Exclude the pictures and return every line exactly as written.

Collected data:
--------------------
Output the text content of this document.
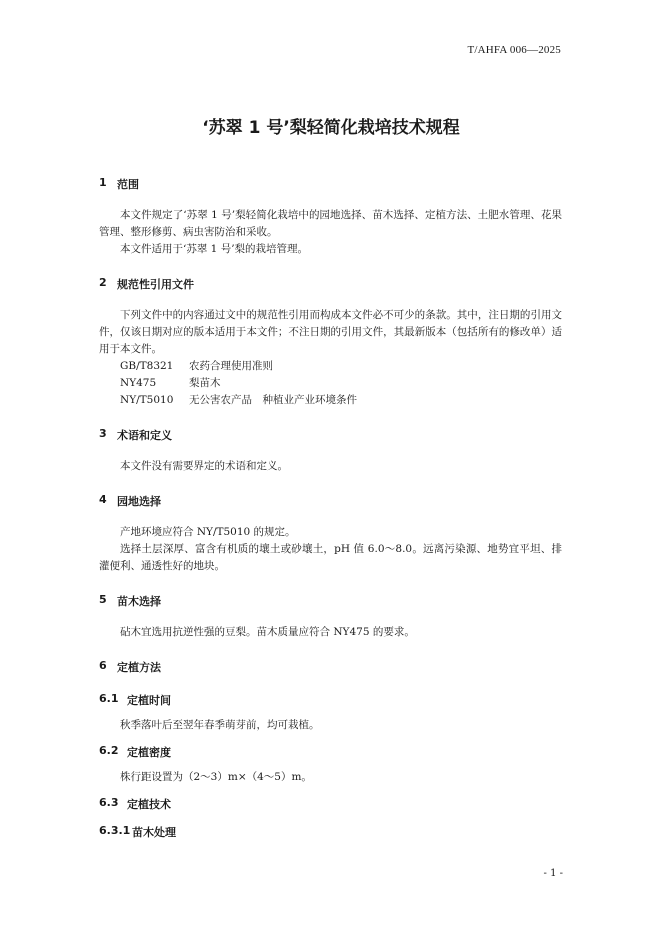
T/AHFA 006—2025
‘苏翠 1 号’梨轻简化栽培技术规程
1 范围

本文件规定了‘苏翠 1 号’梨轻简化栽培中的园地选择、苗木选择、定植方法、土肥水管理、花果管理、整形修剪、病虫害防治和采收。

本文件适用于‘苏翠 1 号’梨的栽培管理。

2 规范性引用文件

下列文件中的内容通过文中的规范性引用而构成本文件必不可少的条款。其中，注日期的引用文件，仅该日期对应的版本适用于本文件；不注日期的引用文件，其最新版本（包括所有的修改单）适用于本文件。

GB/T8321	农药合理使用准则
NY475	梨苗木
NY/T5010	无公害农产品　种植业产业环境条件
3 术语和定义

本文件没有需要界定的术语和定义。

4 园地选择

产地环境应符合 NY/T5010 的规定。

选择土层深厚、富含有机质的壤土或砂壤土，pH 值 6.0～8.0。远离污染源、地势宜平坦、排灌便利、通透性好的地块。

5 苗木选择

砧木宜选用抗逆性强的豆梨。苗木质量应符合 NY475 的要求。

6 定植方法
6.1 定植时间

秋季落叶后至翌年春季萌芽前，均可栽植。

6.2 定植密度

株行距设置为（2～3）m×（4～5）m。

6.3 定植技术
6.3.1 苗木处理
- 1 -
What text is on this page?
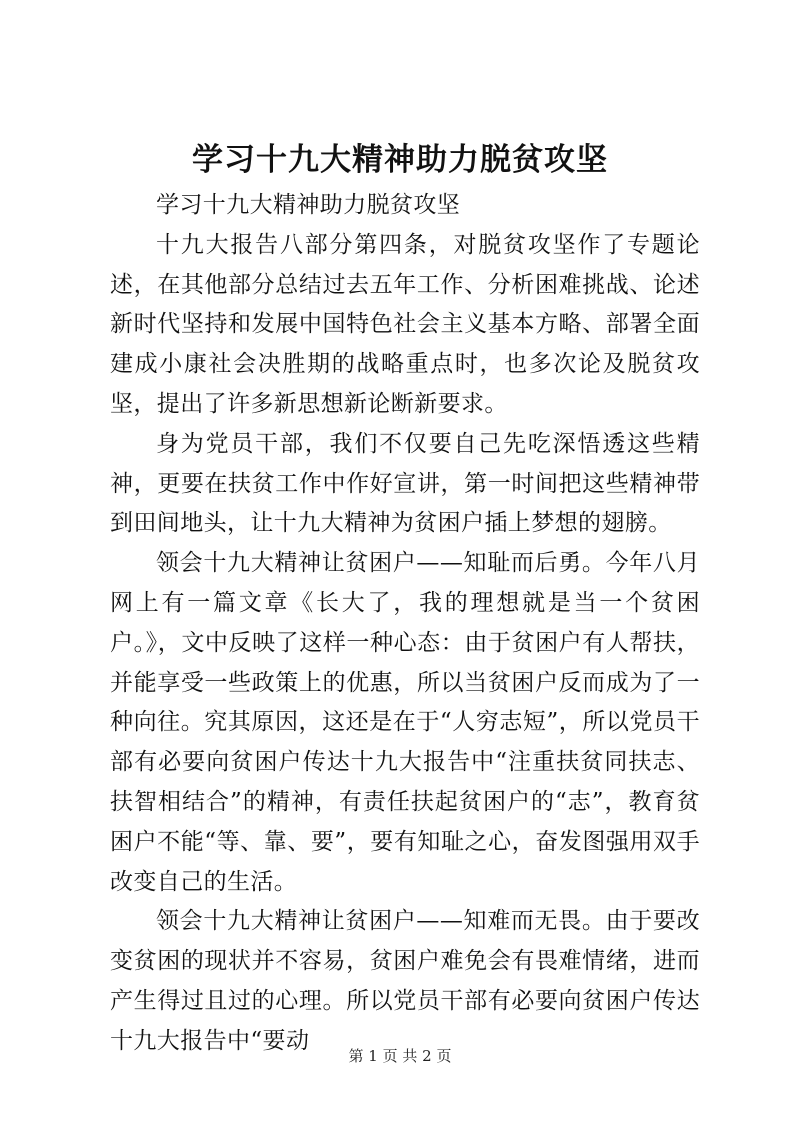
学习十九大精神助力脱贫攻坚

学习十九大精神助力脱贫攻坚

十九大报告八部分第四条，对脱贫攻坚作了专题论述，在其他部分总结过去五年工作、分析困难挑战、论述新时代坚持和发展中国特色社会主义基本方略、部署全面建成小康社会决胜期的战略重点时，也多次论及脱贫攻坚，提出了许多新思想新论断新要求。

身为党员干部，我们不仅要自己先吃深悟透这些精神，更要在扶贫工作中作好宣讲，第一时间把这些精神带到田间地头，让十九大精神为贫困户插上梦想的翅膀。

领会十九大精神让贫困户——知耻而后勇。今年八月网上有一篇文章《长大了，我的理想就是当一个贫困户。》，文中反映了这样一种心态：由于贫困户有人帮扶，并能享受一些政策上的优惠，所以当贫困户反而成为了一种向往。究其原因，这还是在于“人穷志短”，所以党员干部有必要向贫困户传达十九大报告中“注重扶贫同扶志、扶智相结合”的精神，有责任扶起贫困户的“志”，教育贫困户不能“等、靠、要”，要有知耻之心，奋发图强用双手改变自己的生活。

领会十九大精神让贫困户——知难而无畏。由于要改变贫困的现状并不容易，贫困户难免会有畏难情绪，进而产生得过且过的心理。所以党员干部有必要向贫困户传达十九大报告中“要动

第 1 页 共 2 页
--------------------
→ **Solved problem**:
Output the text content of this document.
T/AHFA 006—2025
‘苏翠 1 号’梨轻简化栽培技术规程
1 范围

本文件规定了‘苏翠 1 号’梨轻简化栽培中的园地选择、苗木选择、定植方法、土肥水管理、花果管理、整形修剪、病虫害防治和采收。

本文件适用于‘苏翠 1 号’梨的栽培管理。

2 规范性引用文件

下列文件中的内容通过文中的规范性引用而构成本文件必不可少的条款。其中，注日期的引用文件，仅该日期对应的版本适用于本文件；不注日期的引用文件，其最新版本（包括所有的修改单）适用于本文件。

GB/T8321	农药合理使用准则
NY475	梨苗木
NY/T5010	无公害农产品　种植业产业环境条件
3 术语和定义

本文件没有需要界定的术语和定义。

4 园地选择

产地环境应符合 NY/T5010 的规定。

选择土层深厚、富含有机质的壤土或砂壤土，pH 值 6.0～8.0。远离污染源、地势宜平坦、排灌便利、通透性好的地块。

5 苗木选择

砧木宜选用抗逆性强的豆梨。苗木质量应符合 NY475 的要求。

6 定植方法
6.1 定植时间

秋季落叶后至翌年春季萌芽前，均可栽植。

6.2 定植密度

株行距设置为（2～3）m×（4～5）m。

6.3 定植技术
6.3.1 苗木处理
- 1 -
What text is on this page?
学习十九大精神助力脱贫攻坚

学习十九大精神助力脱贫攻坚

十九大报告八部分第四条，对脱贫攻坚作了专题论述，在其他部分总结过去五年工作、分析困难挑战、论述新时代坚持和发展中国特色社会主义基本方略、部署全面建成小康社会决胜期的战略重点时，也多次论及脱贫攻坚，提出了许多新思想新论断新要求。

身为党员干部，我们不仅要自己先吃深悟透这些精神，更要在扶贫工作中作好宣讲，第一时间把这些精神带到田间地头，让十九大精神为贫困户插上梦想的翅膀。

领会十九大精神让贫困户——知耻而后勇。今年八月网上有一篇文章《长大了，我的理想就是当一个贫困户。》，文中反映了这样一种心态：由于贫困户有人帮扶，并能享受一些政策上的优惠，所以当贫困户反而成为了一种向往。究其原因，这还是在于“人穷志短”，所以党员干部有必要向贫困户传达十九大报告中“注重扶贫同扶志、扶智相结合”的精神，有责任扶起贫困户的“志”，教育贫困户不能“等、靠、要”，要有知耻之心，奋发图强用双手改变自己的生活。

领会十九大精神让贫困户——知难而无畏。由于要改变贫困的现状并不容易，贫困户难免会有畏难情绪，进而产生得过且过的心理。所以党员干部有必要向贫困户传达十九大报告中“要动

第 1 页 共 2 页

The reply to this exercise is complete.